| What to do |
- a) According to the text on the PySpark for Glue repo, what does the cloudformation template create?
- b) Summarize the text on the PySpark for Glue repo in two sentences.
- c) From the text on the PySpark for Glue repo, copy the stretch from "The repo is" through "csv data files.".

The repo is to supplement the youtube video on PySpark for Glue. It includes a cloudformation template which creates the s3 bucket, glue tables, IAM roles, and csv data files.
- Spin up resources using cloudformation template
- Add csv files to S3 bucket in relative folder location
- Create Glue notebook
- Execute PySpark code
Below are the schemas for the tables created in the Glue Data Catalog by the cloudformation template. They also include a small sample of data to aid the explanation of the coding syntax.

| Given entries |
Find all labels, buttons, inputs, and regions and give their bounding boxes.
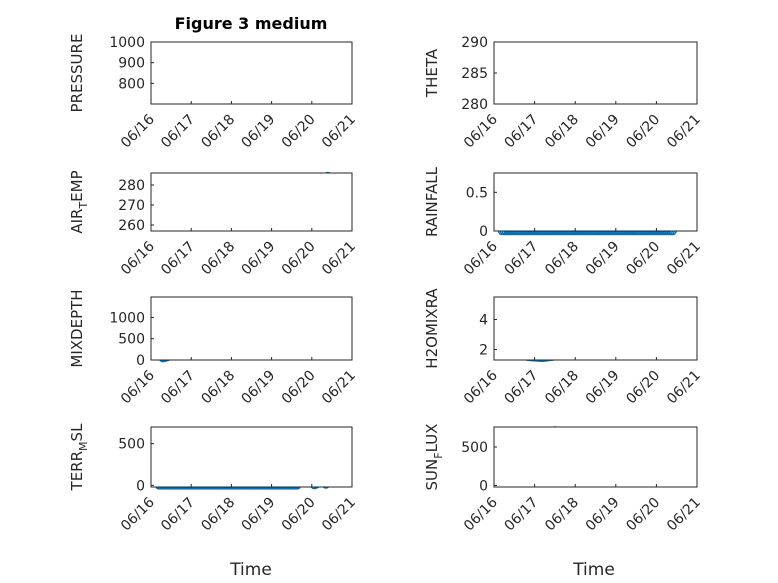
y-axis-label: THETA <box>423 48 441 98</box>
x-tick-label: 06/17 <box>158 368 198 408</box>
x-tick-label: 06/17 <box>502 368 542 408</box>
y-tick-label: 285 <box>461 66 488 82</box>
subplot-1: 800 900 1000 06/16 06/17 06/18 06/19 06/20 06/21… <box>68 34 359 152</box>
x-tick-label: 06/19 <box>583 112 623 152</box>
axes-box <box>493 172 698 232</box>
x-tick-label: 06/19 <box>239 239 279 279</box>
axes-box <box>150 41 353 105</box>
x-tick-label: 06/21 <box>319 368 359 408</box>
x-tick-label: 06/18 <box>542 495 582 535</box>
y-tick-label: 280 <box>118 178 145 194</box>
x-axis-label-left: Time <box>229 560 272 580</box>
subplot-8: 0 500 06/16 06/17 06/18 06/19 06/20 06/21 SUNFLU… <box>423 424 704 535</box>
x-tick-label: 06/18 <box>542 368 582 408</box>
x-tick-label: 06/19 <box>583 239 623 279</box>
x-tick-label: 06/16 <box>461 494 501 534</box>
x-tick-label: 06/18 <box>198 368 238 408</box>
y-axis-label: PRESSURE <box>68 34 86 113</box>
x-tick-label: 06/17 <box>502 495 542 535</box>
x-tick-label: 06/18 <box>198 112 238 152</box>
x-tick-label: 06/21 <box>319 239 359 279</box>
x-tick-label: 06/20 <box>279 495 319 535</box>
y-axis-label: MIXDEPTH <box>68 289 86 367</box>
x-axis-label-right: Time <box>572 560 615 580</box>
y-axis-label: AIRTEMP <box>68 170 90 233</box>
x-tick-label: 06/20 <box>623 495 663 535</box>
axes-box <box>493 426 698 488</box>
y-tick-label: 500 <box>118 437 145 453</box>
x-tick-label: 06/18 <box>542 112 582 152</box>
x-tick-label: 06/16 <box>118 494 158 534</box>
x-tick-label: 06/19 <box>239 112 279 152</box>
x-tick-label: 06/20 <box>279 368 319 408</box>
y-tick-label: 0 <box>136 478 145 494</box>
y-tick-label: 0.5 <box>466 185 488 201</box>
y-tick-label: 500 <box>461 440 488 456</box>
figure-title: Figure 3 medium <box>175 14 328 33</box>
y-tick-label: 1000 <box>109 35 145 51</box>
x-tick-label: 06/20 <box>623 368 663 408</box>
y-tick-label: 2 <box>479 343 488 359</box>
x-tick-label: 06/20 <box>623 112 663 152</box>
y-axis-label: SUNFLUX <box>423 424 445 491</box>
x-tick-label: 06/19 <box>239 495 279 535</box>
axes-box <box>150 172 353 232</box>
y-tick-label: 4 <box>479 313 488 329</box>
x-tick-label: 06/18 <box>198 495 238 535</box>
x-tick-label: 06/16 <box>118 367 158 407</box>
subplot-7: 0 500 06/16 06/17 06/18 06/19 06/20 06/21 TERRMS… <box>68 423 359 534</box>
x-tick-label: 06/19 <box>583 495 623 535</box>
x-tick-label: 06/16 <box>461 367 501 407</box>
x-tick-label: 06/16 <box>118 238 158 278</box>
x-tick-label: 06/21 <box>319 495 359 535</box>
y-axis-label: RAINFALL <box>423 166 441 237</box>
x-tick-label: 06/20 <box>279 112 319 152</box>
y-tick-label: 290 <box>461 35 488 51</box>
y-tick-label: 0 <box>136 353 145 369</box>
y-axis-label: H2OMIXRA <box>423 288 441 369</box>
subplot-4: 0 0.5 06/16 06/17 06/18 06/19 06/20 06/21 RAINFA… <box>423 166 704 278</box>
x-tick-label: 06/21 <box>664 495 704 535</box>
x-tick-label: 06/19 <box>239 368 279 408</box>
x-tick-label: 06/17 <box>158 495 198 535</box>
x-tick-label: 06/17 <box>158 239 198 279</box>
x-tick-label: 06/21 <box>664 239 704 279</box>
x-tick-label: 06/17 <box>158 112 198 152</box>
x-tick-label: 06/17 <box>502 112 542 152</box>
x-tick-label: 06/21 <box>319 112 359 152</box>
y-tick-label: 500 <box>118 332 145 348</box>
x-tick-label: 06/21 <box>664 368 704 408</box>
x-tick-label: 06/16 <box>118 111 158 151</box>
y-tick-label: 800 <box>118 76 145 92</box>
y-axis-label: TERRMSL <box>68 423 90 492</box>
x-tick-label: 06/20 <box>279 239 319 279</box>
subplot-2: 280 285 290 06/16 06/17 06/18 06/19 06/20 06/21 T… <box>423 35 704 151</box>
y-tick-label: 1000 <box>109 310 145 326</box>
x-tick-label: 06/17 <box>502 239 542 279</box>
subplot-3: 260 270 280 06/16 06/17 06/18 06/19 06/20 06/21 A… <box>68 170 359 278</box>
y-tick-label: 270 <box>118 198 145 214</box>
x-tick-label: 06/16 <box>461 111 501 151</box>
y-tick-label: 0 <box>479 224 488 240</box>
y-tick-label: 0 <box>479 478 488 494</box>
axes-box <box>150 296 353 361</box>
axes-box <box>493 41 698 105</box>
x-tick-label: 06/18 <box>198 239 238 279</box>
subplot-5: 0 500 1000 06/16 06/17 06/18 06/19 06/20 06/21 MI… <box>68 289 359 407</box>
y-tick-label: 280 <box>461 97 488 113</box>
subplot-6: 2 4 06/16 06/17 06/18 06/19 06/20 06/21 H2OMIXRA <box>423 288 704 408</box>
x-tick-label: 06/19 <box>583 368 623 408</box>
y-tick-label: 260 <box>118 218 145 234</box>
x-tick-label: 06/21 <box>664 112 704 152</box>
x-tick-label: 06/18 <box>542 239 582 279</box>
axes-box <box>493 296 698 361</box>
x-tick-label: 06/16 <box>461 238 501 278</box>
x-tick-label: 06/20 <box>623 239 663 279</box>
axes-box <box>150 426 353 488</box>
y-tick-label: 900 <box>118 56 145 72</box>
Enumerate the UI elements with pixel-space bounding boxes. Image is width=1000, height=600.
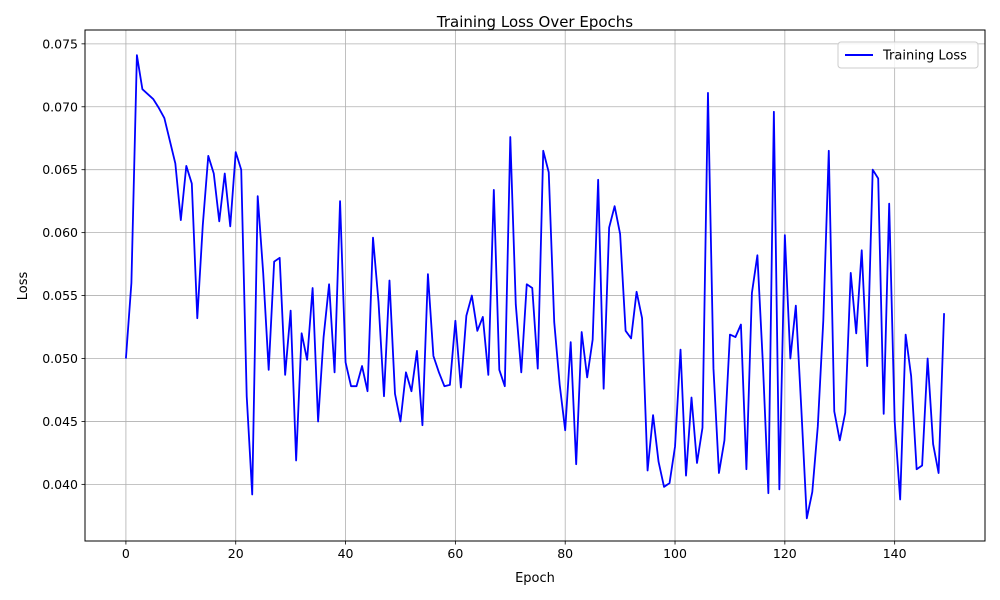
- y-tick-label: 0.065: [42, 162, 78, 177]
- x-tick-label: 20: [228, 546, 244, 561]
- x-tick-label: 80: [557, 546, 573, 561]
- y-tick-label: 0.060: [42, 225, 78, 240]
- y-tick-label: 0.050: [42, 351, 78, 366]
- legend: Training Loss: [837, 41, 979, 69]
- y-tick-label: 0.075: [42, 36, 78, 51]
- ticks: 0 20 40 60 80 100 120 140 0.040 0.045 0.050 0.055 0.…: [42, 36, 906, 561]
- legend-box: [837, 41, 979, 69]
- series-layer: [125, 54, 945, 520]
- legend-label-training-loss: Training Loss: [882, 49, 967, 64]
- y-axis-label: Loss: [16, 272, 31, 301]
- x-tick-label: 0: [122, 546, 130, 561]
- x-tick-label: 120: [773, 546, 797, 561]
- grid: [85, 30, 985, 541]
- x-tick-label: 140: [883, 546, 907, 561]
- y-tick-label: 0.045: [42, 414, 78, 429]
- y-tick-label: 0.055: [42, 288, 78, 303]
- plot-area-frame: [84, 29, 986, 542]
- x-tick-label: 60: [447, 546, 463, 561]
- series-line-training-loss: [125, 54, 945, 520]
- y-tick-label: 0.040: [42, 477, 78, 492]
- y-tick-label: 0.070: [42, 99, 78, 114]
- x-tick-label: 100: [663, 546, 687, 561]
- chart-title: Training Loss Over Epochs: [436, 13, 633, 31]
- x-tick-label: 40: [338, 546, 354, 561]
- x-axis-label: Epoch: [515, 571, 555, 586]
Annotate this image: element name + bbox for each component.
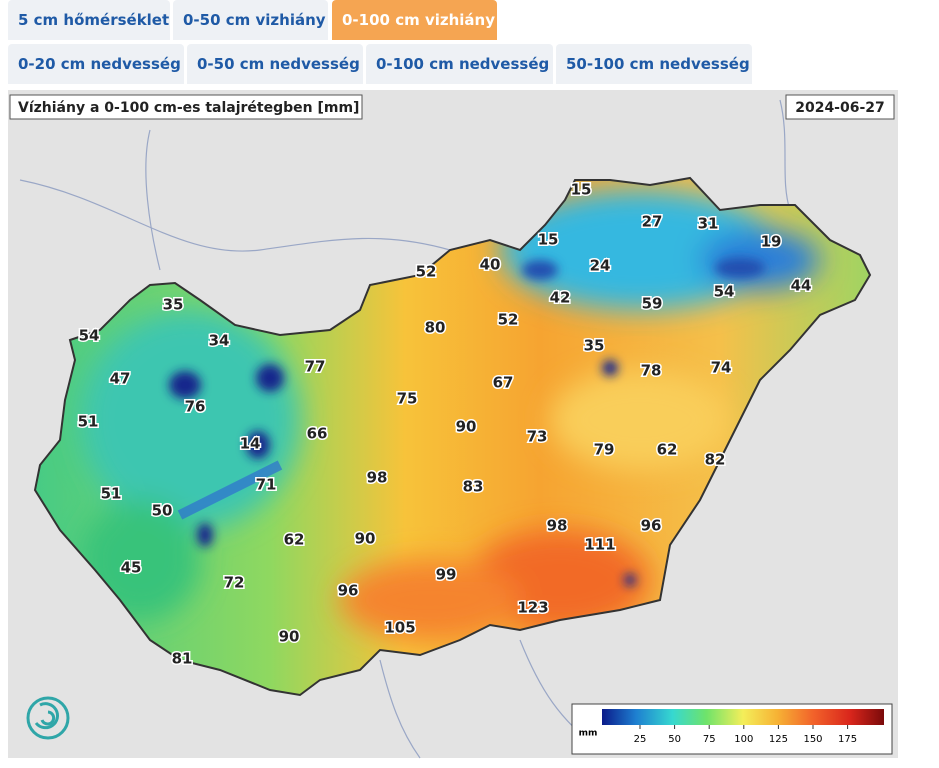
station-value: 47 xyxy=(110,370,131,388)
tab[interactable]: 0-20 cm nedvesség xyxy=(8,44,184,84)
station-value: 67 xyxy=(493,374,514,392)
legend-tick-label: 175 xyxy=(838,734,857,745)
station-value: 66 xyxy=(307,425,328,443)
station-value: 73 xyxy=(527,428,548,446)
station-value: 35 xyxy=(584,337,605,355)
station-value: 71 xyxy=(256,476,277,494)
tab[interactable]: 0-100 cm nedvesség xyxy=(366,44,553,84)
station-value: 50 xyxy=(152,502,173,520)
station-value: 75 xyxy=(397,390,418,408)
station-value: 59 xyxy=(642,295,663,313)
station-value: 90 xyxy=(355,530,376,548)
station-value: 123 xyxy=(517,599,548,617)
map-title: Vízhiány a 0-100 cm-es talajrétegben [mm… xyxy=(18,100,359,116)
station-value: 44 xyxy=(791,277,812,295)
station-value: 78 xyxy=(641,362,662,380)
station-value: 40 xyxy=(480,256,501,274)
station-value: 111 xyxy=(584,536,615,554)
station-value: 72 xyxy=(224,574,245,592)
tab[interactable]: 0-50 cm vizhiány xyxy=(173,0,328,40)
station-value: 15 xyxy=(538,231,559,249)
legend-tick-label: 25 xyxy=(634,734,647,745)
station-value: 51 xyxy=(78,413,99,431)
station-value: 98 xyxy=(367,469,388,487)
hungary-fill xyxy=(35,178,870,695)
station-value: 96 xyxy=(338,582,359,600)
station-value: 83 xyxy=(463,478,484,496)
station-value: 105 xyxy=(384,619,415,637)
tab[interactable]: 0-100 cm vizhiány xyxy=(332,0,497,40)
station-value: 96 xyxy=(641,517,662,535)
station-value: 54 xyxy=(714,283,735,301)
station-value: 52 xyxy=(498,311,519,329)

| Answers per task |
- a) It creates the s3 bucket, glue tables, IAM roles, and csv data files.

- b) The repo supplements a YouTube video on PySpark for Glue and includes a cloudformation template that creates the s3 bucket, glue tables, IAM roles, and csv data files. The steps are to spin up resources with the template, add the csv files to the S3 bucket, create a Glue notebook, and execute the PySpark code, and table schemas with sample data are provided to explain the coding syntax.

- c)
The repo is to supplement the youtube video on PySpark for Glue. It includes a cloudformation template which creates the s3 bucket, glue tables, IAM roles, and csv data files.